STATED EXERCISE:
Each line of the listing that contains the word "sordu" is to be copied.

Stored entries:
################

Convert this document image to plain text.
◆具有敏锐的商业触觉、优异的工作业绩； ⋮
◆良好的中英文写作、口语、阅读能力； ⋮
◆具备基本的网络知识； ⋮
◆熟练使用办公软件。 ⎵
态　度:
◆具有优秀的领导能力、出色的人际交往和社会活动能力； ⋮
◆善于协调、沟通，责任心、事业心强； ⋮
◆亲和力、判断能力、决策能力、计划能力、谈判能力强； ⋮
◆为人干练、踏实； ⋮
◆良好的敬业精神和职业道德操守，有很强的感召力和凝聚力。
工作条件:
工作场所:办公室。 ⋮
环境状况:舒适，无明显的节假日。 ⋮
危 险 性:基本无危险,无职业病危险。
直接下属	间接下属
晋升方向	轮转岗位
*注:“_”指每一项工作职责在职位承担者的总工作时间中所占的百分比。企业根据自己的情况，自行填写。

################

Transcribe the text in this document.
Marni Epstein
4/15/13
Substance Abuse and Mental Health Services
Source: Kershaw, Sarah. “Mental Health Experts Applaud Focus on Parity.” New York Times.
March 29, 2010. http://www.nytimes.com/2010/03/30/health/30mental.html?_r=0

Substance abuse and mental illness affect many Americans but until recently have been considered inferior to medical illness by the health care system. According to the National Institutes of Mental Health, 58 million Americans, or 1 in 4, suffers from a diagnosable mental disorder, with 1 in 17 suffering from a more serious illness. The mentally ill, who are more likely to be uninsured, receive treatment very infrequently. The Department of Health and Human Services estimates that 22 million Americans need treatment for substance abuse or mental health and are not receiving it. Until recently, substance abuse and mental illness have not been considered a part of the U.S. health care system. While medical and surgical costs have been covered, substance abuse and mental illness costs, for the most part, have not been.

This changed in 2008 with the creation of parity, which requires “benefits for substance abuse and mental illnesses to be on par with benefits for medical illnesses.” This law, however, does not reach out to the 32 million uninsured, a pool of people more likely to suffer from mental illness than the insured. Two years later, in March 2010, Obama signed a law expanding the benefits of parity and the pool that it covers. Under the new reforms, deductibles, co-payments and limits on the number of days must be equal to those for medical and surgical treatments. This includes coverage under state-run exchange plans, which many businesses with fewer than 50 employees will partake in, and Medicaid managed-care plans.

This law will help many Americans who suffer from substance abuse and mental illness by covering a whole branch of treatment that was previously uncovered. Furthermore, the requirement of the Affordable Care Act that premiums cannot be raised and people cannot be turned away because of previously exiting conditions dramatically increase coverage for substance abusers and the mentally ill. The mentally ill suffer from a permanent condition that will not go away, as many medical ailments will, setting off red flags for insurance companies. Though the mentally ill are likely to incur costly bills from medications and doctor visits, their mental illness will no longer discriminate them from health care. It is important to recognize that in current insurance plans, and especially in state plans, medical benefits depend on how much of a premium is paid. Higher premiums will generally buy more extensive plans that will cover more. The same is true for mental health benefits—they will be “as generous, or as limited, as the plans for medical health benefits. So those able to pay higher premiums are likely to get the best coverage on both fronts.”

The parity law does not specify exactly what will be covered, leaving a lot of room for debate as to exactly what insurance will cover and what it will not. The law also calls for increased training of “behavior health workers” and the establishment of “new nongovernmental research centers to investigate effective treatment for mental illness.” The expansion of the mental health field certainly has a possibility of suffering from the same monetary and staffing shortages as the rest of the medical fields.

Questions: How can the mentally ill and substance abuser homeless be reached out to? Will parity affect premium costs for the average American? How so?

################

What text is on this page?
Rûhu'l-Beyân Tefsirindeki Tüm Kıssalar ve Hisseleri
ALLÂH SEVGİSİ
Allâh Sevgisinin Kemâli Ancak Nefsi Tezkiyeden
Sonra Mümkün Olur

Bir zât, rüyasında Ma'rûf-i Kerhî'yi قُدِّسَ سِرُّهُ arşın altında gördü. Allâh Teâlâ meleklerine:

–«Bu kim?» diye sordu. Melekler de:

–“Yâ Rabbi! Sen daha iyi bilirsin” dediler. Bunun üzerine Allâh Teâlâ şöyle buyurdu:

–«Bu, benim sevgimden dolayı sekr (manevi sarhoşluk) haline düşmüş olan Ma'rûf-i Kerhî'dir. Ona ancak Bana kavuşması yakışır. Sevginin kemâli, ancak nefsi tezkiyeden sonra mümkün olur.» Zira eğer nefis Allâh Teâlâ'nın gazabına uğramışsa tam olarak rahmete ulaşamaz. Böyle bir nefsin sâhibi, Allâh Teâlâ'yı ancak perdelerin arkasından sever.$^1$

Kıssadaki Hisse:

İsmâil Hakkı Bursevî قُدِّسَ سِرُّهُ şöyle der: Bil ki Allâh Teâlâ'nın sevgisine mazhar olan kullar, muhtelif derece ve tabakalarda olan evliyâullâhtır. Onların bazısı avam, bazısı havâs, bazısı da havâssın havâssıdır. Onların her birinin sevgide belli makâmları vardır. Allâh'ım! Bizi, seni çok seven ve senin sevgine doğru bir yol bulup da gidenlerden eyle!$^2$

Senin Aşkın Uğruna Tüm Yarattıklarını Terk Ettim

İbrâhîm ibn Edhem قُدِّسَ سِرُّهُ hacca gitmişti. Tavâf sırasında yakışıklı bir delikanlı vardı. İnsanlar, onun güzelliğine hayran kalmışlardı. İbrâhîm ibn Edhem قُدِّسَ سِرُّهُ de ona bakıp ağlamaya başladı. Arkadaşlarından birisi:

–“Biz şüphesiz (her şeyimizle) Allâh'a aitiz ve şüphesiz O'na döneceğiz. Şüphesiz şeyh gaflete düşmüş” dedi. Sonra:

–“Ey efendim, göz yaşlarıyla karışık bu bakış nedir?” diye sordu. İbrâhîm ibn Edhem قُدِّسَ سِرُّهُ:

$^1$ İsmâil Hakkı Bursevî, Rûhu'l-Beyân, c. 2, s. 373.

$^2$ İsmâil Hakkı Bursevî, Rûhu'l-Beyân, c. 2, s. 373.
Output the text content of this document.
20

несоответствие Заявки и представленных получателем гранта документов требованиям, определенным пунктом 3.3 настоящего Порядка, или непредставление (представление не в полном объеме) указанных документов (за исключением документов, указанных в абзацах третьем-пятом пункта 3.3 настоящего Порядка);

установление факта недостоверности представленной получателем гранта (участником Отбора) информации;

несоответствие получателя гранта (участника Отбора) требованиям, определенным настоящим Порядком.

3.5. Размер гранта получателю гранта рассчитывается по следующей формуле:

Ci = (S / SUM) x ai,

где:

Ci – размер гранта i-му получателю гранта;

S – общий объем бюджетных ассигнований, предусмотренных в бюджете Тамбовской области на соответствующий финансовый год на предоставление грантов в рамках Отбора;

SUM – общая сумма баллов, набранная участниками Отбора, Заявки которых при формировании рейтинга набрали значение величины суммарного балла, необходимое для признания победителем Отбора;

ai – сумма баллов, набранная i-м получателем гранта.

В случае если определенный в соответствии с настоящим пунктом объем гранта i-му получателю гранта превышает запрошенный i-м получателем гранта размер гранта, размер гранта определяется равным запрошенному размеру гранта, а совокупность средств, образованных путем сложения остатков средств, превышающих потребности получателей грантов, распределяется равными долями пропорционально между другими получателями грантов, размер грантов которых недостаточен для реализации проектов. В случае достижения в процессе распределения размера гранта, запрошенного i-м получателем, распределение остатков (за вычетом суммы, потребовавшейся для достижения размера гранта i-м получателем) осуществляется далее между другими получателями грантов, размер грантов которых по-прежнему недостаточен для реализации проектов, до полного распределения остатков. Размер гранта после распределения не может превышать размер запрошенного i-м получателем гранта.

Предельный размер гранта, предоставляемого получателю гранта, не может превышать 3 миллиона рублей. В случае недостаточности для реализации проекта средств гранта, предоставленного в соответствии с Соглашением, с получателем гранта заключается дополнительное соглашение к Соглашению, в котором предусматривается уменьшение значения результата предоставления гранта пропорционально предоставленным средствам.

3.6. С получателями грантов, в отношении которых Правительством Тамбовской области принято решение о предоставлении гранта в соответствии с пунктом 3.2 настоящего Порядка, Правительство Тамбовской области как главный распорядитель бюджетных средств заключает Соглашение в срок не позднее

################

EXERCISE ANSWER:
–«Bu kim?» diye sordu. Melekler de:
–“Ey efendim, göz yaşlarıyla karışık bu bakış nedir?” diye sordu. İbrâhîm ibn Edhem قُدِّسَ سِرُّهُ:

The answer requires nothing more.